## What is needed:
Find the lines that hold the word "filters" and return them.

-- START The records --

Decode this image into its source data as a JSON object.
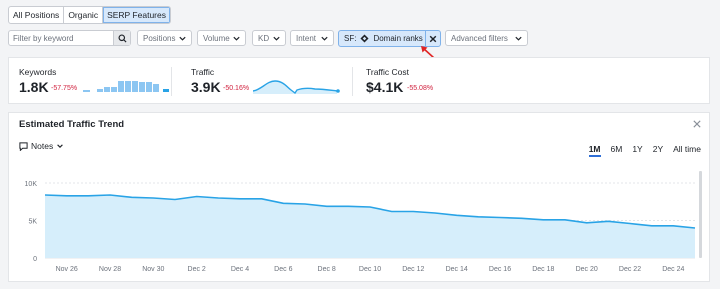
{
  "tabs": [
    {
      "label": "All Positions",
      "active": false
    },
    {
      "label": "Organic",
      "active": false
    },
    {
      "label": "SERP Features",
      "active": true
    }
  ],
  "filters": {
    "search_placeholder": "Filter by keyword",
    "dropdowns": [
      "Positions",
      "Volume",
      "KD",
      "Intent"
    ],
    "sf_chip": {
      "prefix": "SF:",
      "icon": "diamond-icon",
      "value": "Domain ranks"
    },
    "advanced": "Advanced filters"
  },
  "metrics": [
    {
      "name": "Keywords",
      "value": "1.8K",
      "change": "-57.75%",
      "spark": "bars"
    },
    {
      "name": "Traffic",
      "value": "3.9K",
      "change": "-50.16%",
      "spark": "area"
    },
    {
      "name": "Traffic Cost",
      "value": "$4.1K",
      "change": "-55.08%",
      "spark": "none"
    }
  ],
  "colors": {
    "accent": "#2e6ed6",
    "line": "#29a3e6",
    "fill": "#d6eefb",
    "negative": "#d1223f"
  },
  "trend": {
    "title": "Estimated Traffic Trend",
    "notes_label": "Notes",
    "ranges": [
      "1M",
      "6M",
      "1Y",
      "2Y",
      "All time"
    ],
    "selected_range": "1M"
  },
  "chart_data": {
    "type": "area",
    "title": "",
    "ylim": [
      0,
      10000
    ],
    "yticks": [
      "0",
      "5K",
      "10K"
    ],
    "xticks": [
      "Nov 26",
      "Nov 28",
      "Nov 30",
      "Dec 2",
      "Dec 4",
      "Dec 6",
      "Dec 8",
      "Dec 10",
      "Dec 12",
      "Dec 14",
      "Dec 16",
      "Dec 18",
      "Dec 20",
      "Dec 22",
      "Dec 24"
    ],
    "x": [
      "Nov 25",
      "Nov 26",
      "Nov 27",
      "Nov 28",
      "Nov 29",
      "Nov 30",
      "Dec 1",
      "Dec 2",
      "Dec 3",
      "Dec 4",
      "Dec 5",
      "Dec 6",
      "Dec 7",
      "Dec 8",
      "Dec 9",
      "Dec 10",
      "Dec 11",
      "Dec 12",
      "Dec 13",
      "Dec 14",
      "Dec 15",
      "Dec 16",
      "Dec 17",
      "Dec 18",
      "Dec 19",
      "Dec 20",
      "Dec 21",
      "Dec 22",
      "Dec 23",
      "Dec 24",
      "Dec 25"
    ],
    "series": [
      {
        "values": [
          8400,
          8300,
          8300,
          8400,
          8100,
          8000,
          7800,
          8200,
          8000,
          7900,
          7900,
          7300,
          7200,
          6900,
          6900,
          6800,
          6200,
          6200,
          6000,
          5700,
          5500,
          5400,
          5300,
          5100,
          5100,
          4700,
          4900,
          4600,
          4300,
          4300,
          4000
        ]
      }
    ]
  }
}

-- END The records --

## Solution:
  "filters": {
    "advanced": "Advanced filters"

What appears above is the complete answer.